Extract the full listing verbatim and drop any pictures from your copy.
··· Rows
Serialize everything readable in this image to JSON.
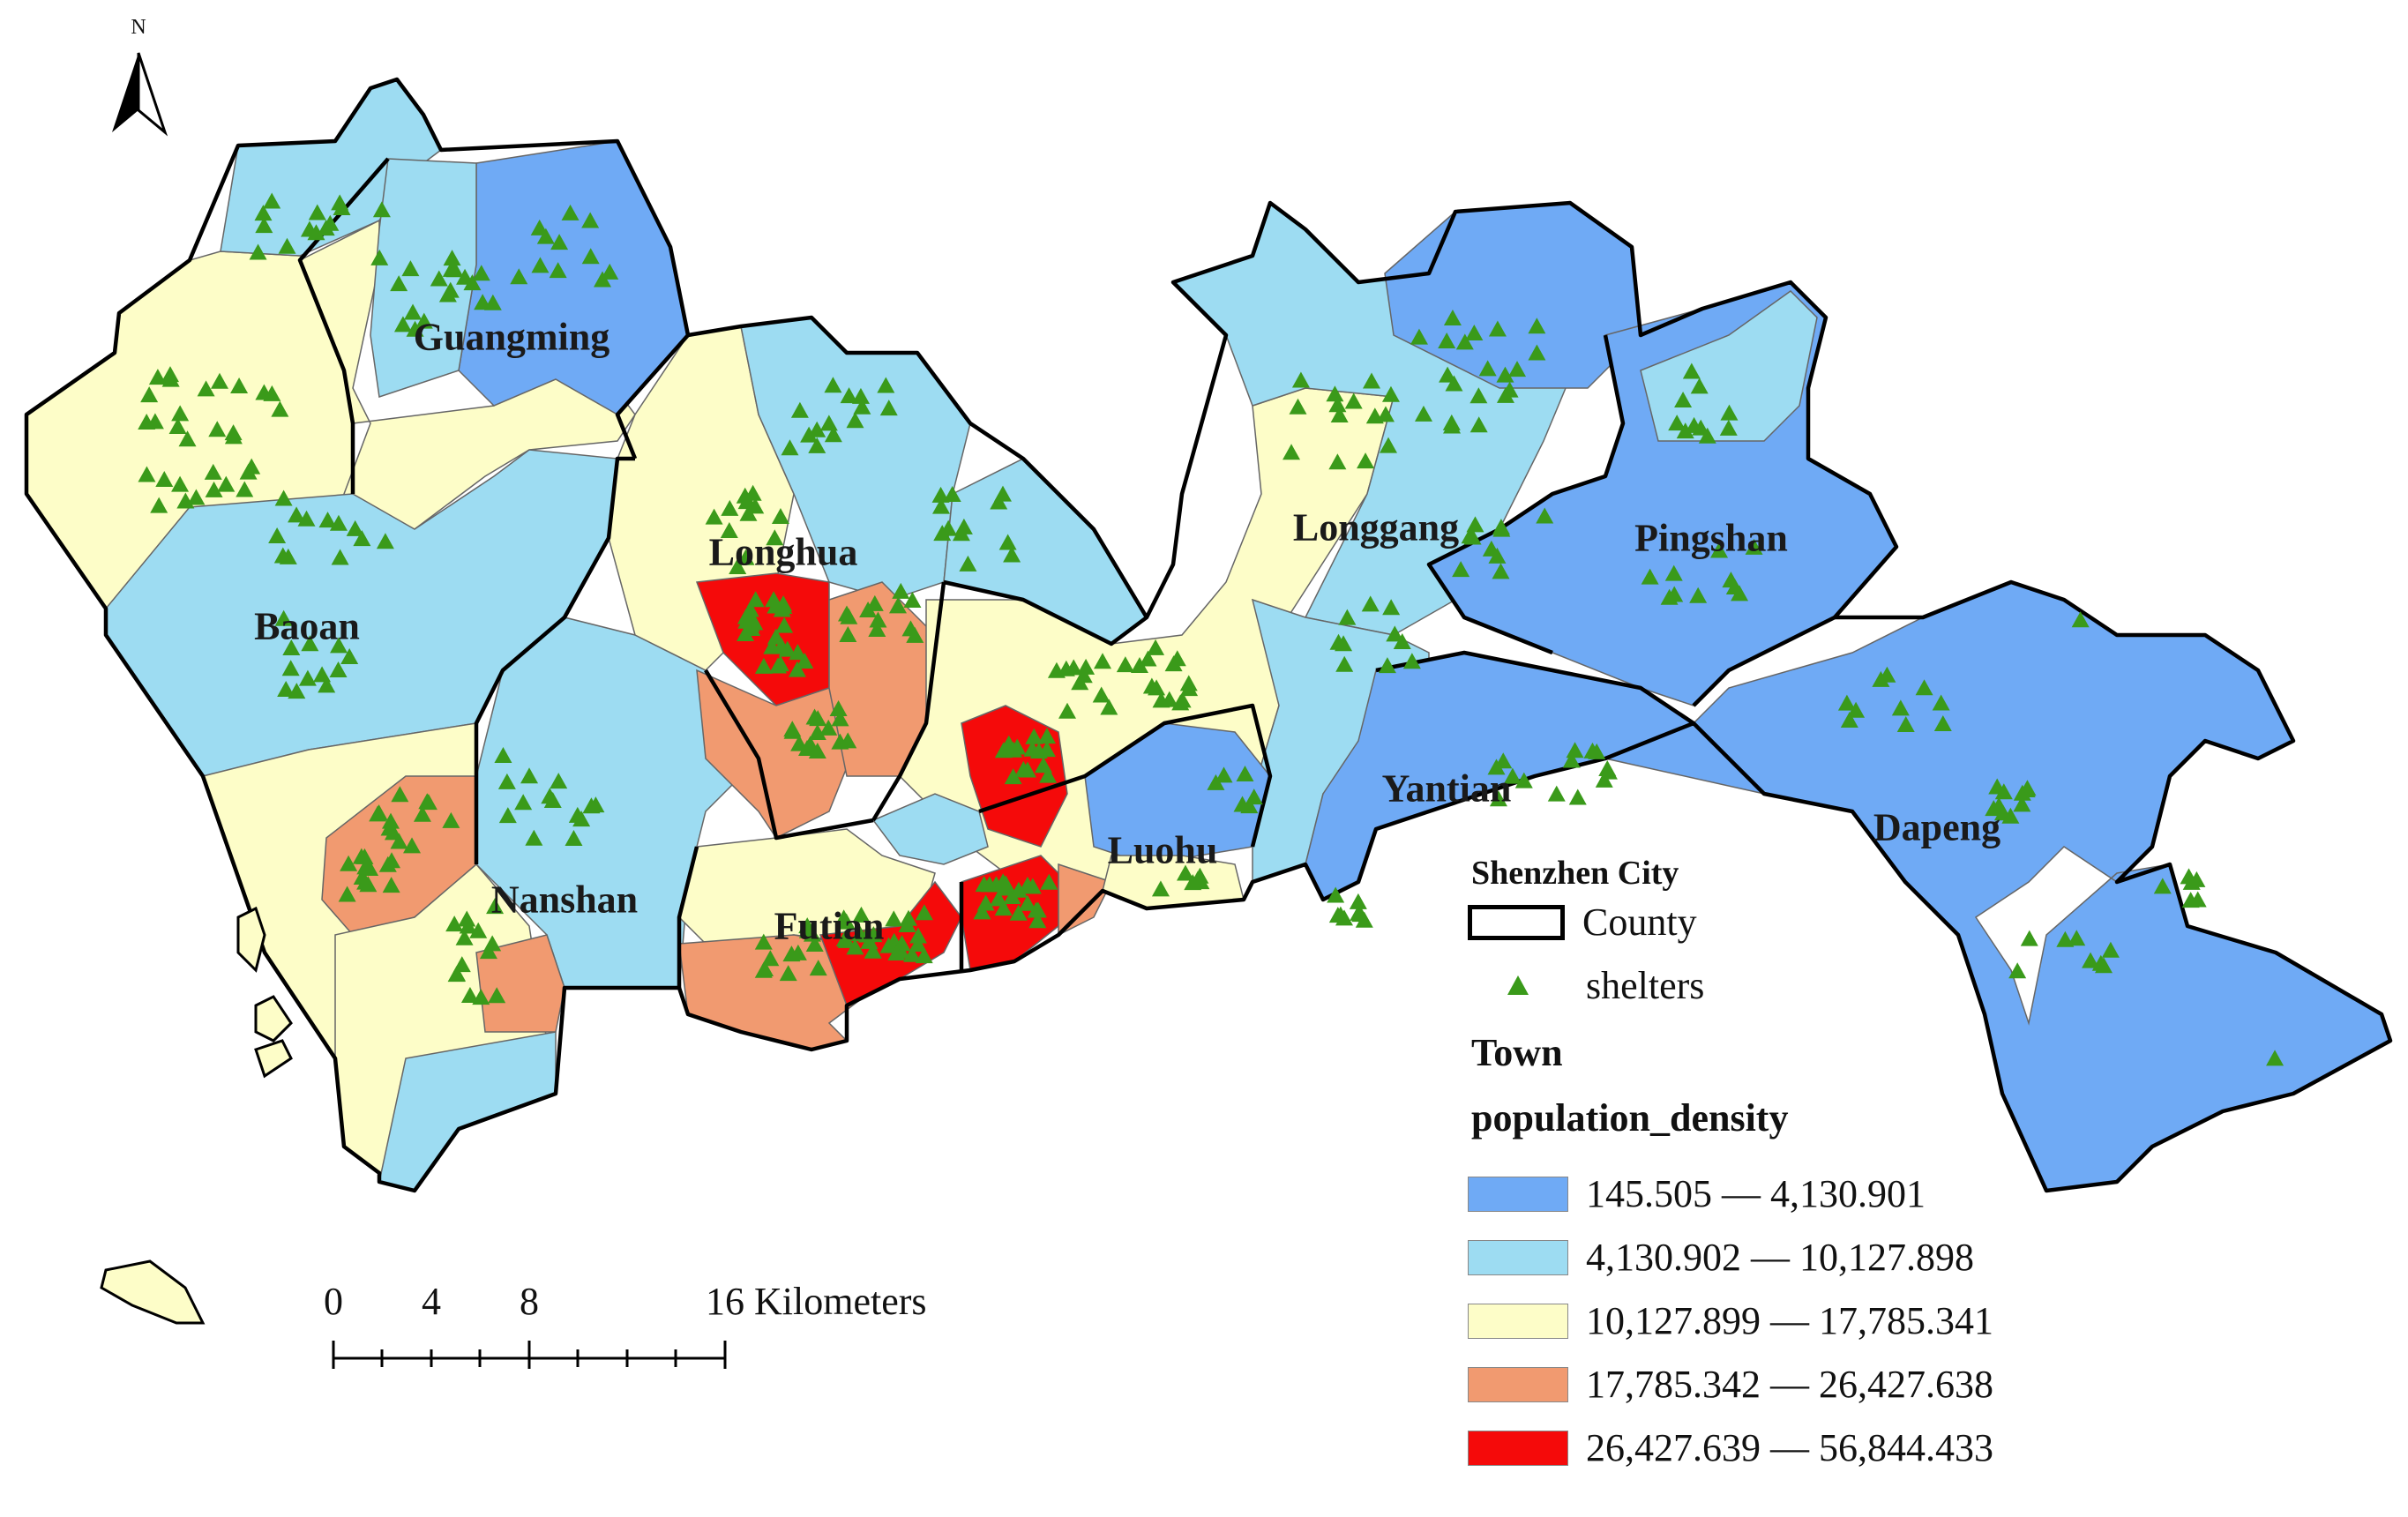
{
  "north_arrow": {
    "label": "N",
    "icon": "north-arrow-icon"
  },
  "districts": [
    {
      "name": "Guangming"
    },
    {
      "name": "Baoan"
    },
    {
      "name": "Longhua"
    },
    {
      "name": "Nanshan"
    },
    {
      "name": "Futian"
    },
    {
      "name": "Luohu"
    },
    {
      "name": "Longgang"
    },
    {
      "name": "Pingshan"
    },
    {
      "name": "Yantian"
    },
    {
      "name": "Dapeng"
    }
  ],
  "scale_bar": {
    "labels": [
      "0",
      "4",
      "8",
      "16 Kilometers"
    ],
    "units": "Kilometers"
  },
  "legend": {
    "title": "Shenzhen City",
    "county_label": "County",
    "shelters_label": "shelters",
    "shelter_color": "#3a9a1a",
    "layer_heading_line1": "Town",
    "layer_heading_line2": "population_density",
    "classes": [
      {
        "label": "145.505 — 4,130.901",
        "color": "#6faaf5"
      },
      {
        "label": "4,130.902 — 10,127.898",
        "color": "#9ddcf2"
      },
      {
        "label": "10,127.899 — 17,785.341",
        "color": "#fdfdc8"
      },
      {
        "label": "17,785.342 — 26,427.638",
        "color": "#f19a70"
      },
      {
        "label": "26,427.639 — 56,844.433",
        "color": "#f50a0a"
      }
    ]
  }
}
······
__The completed task__
Serialize everything readable in this image to JSON.
{
  "north_arrow": {
    "label": "N",
    "icon": "north-arrow-icon"
  },
  "districts": [
    {
      "name": "Guangming"
    },
    {
      "name": "Baoan"
    },
    {
      "name": "Longhua"
    },
    {
      "name": "Nanshan"
    },
    {
      "name": "Futian"
    },
    {
      "name": "Luohu"
    },
    {
      "name": "Longgang"
    },
    {
      "name": "Pingshan"
    },
    {
      "name": "Yantian"
    },
    {
      "name": "Dapeng"
    }
  ],
  "scale_bar": {
    "labels": [
      "0",
      "4",
      "8",
      "16 Kilometers"
    ],
    "units": "Kilometers"
  },
  "legend": {
    "title": "Shenzhen City",
    "county_label": "County",
    "shelters_label": "shelters",
    "shelter_color": "#3a9a1a",
    "layer_heading_line1": "Town",
    "layer_heading_line2": "population_density",
    "classes": [
      {
        "label": "145.505 — 4,130.901",
        "color": "#6faaf5"
      },
      {
        "label": "4,130.902 — 10,127.898",
        "color": "#9ddcf2"
      },
      {
        "label": "10,127.899 — 17,785.341",
        "color": "#fdfdc8"
      },
      {
        "label": "17,785.342 — 26,427.638",
        "color": "#f19a70"
      },
      {
        "label": "26,427.639 — 56,844.433",
        "color": "#f50a0a"
      }
    ]
  }
}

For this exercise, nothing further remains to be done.